EXERCISE AIM:
Copy, from the entries below, each line where the word "Mean" can be found.

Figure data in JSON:
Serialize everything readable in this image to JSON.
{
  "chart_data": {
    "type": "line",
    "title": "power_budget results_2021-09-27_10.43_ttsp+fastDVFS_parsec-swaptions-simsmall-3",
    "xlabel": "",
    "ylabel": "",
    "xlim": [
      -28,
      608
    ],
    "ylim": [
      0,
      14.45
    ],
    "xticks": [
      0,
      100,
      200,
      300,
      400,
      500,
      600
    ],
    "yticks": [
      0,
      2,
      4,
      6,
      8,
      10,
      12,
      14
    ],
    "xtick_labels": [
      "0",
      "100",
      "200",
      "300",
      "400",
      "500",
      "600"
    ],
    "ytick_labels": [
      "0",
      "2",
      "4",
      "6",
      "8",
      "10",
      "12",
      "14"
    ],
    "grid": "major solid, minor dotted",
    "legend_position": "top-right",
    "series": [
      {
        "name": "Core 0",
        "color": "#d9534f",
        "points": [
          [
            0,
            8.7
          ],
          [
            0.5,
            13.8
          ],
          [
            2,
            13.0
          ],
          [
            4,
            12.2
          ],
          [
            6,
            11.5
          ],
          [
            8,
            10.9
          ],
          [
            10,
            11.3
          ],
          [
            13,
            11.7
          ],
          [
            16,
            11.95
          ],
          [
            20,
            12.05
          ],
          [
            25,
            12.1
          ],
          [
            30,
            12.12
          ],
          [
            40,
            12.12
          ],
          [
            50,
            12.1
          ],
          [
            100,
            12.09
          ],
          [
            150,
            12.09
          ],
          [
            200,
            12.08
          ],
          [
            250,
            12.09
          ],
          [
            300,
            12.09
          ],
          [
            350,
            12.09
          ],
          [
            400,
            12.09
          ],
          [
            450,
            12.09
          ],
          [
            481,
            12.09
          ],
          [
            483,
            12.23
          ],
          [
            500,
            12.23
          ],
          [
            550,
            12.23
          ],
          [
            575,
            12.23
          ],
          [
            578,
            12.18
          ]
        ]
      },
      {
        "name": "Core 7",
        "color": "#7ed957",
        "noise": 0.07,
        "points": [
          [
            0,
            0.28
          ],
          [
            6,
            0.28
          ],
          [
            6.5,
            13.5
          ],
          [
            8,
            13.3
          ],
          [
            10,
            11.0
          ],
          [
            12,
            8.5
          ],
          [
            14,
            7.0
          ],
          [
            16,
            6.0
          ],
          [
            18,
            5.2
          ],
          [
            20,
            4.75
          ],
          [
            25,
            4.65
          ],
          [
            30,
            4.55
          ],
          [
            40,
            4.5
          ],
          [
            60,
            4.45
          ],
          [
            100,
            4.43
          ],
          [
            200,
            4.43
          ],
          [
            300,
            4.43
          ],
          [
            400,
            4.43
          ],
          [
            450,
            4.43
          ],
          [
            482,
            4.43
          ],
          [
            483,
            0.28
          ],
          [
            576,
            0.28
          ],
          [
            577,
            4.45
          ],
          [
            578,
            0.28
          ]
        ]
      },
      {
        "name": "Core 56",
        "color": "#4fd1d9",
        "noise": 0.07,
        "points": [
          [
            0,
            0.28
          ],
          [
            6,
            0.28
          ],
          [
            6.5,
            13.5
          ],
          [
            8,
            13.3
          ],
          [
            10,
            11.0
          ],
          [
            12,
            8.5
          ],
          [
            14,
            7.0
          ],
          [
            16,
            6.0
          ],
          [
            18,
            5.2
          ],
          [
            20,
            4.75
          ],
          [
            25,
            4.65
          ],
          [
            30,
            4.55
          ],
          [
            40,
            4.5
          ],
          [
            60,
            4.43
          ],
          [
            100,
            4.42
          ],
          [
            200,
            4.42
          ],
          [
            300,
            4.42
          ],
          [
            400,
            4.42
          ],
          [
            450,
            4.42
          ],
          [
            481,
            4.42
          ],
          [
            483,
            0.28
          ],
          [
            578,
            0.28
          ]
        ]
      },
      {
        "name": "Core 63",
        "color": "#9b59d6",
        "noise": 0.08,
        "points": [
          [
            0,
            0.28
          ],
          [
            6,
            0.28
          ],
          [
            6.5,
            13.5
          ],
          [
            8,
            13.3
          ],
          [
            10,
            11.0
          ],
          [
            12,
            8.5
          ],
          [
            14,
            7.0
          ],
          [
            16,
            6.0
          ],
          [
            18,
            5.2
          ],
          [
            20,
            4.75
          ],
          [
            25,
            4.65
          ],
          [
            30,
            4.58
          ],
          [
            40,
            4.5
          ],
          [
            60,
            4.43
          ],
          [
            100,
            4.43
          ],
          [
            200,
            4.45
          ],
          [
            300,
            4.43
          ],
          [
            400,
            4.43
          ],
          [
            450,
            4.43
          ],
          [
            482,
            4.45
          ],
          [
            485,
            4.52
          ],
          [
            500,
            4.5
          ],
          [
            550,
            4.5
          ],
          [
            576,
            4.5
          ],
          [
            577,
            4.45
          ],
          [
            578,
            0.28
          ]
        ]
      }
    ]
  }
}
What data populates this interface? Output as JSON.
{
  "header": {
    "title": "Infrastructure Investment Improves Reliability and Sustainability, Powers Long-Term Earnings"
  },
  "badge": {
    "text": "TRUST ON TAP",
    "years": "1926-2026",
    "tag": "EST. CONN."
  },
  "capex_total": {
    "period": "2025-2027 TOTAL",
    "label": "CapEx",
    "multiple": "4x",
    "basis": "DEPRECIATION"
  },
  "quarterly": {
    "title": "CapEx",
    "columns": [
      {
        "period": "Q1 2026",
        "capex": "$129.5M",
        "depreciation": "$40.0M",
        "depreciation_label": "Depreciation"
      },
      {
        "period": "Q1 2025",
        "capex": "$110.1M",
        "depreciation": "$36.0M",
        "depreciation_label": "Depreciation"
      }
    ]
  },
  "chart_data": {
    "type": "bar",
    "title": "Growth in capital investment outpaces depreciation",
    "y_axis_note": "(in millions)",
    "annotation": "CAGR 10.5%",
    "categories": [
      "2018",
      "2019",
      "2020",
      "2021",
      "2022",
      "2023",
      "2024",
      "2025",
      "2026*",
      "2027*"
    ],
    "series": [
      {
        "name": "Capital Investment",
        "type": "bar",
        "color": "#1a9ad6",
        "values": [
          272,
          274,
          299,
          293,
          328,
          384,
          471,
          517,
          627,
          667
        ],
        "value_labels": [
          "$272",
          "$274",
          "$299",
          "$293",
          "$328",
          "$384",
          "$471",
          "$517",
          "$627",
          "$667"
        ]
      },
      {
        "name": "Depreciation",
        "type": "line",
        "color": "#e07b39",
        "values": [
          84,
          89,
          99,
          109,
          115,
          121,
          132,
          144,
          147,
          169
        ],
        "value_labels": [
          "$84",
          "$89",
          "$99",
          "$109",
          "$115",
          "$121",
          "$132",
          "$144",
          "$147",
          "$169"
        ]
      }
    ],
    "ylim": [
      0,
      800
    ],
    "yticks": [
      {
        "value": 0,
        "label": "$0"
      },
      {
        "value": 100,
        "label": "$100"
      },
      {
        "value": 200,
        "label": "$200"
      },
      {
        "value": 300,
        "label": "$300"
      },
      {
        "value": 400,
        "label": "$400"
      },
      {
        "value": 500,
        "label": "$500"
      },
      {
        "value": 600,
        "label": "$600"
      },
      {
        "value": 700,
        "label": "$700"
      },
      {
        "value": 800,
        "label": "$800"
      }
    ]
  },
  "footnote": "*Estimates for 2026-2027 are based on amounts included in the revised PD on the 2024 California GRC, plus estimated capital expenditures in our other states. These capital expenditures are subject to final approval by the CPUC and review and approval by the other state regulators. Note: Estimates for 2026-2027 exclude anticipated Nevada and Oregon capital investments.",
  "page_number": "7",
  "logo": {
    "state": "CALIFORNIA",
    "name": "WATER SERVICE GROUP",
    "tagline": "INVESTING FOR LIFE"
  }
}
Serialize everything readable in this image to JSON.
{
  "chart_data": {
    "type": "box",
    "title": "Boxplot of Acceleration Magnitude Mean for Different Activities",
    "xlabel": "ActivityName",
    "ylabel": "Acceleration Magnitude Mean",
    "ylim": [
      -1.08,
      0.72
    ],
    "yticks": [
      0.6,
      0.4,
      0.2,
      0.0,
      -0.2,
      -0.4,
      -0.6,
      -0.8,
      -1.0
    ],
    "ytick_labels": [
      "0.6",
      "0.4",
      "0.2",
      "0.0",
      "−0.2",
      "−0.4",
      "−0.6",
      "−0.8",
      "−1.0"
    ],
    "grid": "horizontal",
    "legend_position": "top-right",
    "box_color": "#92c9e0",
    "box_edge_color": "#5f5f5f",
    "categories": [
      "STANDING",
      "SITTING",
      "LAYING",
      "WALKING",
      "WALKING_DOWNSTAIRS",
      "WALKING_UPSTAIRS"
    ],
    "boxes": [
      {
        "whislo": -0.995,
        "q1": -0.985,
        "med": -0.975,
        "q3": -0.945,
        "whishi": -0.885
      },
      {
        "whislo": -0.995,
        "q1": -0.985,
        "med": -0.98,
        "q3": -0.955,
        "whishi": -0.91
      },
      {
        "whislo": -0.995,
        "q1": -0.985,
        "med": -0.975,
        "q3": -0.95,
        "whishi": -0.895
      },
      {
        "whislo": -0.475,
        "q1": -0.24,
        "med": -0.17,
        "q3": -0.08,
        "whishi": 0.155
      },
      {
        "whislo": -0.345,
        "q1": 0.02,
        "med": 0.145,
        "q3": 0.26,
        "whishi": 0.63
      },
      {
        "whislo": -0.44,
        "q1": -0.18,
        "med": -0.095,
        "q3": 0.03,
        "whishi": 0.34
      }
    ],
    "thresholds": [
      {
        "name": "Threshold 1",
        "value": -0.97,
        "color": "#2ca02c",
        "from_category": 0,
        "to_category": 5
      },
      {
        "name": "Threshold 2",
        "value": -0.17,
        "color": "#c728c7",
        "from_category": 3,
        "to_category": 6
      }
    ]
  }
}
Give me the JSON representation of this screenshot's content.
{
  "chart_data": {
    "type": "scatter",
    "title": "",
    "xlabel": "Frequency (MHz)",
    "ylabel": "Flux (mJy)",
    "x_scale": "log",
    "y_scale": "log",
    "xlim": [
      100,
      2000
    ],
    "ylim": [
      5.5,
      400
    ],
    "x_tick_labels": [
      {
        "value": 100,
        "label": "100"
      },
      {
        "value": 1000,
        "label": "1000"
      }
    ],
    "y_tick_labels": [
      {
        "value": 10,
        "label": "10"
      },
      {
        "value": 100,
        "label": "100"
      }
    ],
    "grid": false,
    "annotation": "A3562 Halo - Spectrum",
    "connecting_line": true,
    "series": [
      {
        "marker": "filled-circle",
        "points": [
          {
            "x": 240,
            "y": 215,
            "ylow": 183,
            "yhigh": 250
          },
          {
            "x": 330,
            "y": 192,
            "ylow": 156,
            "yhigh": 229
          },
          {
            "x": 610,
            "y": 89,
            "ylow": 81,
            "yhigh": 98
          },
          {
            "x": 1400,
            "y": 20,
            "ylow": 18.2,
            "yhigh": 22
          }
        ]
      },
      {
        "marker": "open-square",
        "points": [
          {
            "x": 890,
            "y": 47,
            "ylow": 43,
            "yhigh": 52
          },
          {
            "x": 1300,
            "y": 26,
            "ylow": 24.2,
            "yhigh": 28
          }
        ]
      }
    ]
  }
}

SOLUTION:
    "title": "Boxplot of Acceleration Magnitude Mean for Different Activities",
    "ylabel": "Acceleration Magnitude Mean",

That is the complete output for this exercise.